• [OBJECTIVE]: Return the listing below word for word.
## START DATA FOR PROCESSING
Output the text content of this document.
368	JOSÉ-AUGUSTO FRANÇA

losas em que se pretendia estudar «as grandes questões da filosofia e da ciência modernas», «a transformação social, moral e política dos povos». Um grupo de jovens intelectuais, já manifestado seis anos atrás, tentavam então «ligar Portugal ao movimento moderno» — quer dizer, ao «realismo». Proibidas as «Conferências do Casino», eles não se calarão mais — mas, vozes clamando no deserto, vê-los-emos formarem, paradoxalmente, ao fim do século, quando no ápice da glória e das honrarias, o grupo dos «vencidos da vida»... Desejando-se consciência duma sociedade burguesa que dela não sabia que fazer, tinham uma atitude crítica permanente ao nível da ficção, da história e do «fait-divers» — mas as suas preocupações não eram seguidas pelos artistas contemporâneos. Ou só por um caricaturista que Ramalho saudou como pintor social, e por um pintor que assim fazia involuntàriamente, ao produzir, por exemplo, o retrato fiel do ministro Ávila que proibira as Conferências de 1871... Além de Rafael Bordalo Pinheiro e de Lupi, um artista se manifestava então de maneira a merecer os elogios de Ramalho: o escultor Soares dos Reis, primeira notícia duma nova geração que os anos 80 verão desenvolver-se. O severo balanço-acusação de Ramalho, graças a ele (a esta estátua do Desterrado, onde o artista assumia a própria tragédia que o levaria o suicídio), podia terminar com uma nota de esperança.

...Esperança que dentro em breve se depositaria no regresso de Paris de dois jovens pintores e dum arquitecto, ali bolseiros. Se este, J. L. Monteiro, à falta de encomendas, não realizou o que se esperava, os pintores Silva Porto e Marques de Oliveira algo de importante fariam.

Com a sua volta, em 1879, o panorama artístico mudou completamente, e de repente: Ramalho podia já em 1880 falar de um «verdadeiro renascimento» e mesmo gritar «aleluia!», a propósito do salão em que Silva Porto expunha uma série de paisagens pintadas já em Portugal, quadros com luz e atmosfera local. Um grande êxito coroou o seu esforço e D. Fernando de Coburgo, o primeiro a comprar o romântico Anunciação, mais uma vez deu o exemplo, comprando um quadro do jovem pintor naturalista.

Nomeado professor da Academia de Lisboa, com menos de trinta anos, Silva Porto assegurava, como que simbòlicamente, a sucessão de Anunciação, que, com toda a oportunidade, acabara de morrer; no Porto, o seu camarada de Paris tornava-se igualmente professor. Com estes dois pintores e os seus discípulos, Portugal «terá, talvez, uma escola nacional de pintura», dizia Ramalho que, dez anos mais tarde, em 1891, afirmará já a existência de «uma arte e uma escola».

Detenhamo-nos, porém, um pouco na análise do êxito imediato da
## END DATA FOR PROCESSING
• [SOLVED EXERCISE]:
Output the text content of this document.
368	JOSÉ-AUGUSTO FRANÇA

losas em que se pretendia estudar «as grandes questões da filosofia e da ciência modernas», «a transformação social, moral e política dos povos». Um grupo de jovens intelectuais, já manifestado seis anos atrás, tentavam então «ligar Portugal ao movimento moderno» — quer dizer, ao «realismo». Proibidas as «Conferências do Casino», eles não se calarão mais — mas, vozes clamando no deserto, vê-los-emos formarem, paradoxalmente, ao fim do século, quando no ápice da glória e das honrarias, o grupo dos «vencidos da vida»... Desejando-se consciência duma sociedade burguesa que dela não sabia que fazer, tinham uma atitude crítica permanente ao nível da ficção, da história e do «fait-divers» — mas as suas preocupações não eram seguidas pelos artistas contemporâneos. Ou só por um caricaturista que Ramalho saudou como pintor social, e por um pintor que assim fazia involuntàriamente, ao produzir, por exemplo, o retrato fiel do ministro Ávila que proibira as Conferências de 1871... Além de Rafael Bordalo Pinheiro e de Lupi, um artista se manifestava então de maneira a merecer os elogios de Ramalho: o escultor Soares dos Reis, primeira notícia duma nova geração que os anos 80 verão desenvolver-se. O severo balanço-acusação de Ramalho, graças a ele (a esta estátua do Desterrado, onde o artista assumia a própria tragédia que o levaria o suicídio), podia terminar com uma nota de esperança.

...Esperança que dentro em breve se depositaria no regresso de Paris de dois jovens pintores e dum arquitecto, ali bolseiros. Se este, J. L. Monteiro, à falta de encomendas, não realizou o que se esperava, os pintores Silva Porto e Marques de Oliveira algo de importante fariam.

Com a sua volta, em 1879, o panorama artístico mudou completamente, e de repente: Ramalho podia já em 1880 falar de um «verdadeiro renascimento» e mesmo gritar «aleluia!», a propósito do salão em que Silva Porto expunha uma série de paisagens pintadas já em Portugal, quadros com luz e atmosfera local. Um grande êxito coroou o seu esforço e D. Fernando de Coburgo, o primeiro a comprar o romântico Anunciação, mais uma vez deu o exemplo, comprando um quadro do jovem pintor naturalista.

Nomeado professor da Academia de Lisboa, com menos de trinta anos, Silva Porto assegurava, como que simbòlicamente, a sucessão de Anunciação, que, com toda a oportunidade, acabara de morrer; no Porto, o seu camarada de Paris tornava-se igualmente professor. Com estes dois pintores e os seus discípulos, Portugal «terá, talvez, uma escola nacional de pintura», dizia Ramalho que, dez anos mais tarde, em 1891, afirmará já a existência de «uma arte e uma escola».

Detenhamo-nos, porém, um pouco na análise do êxito imediato da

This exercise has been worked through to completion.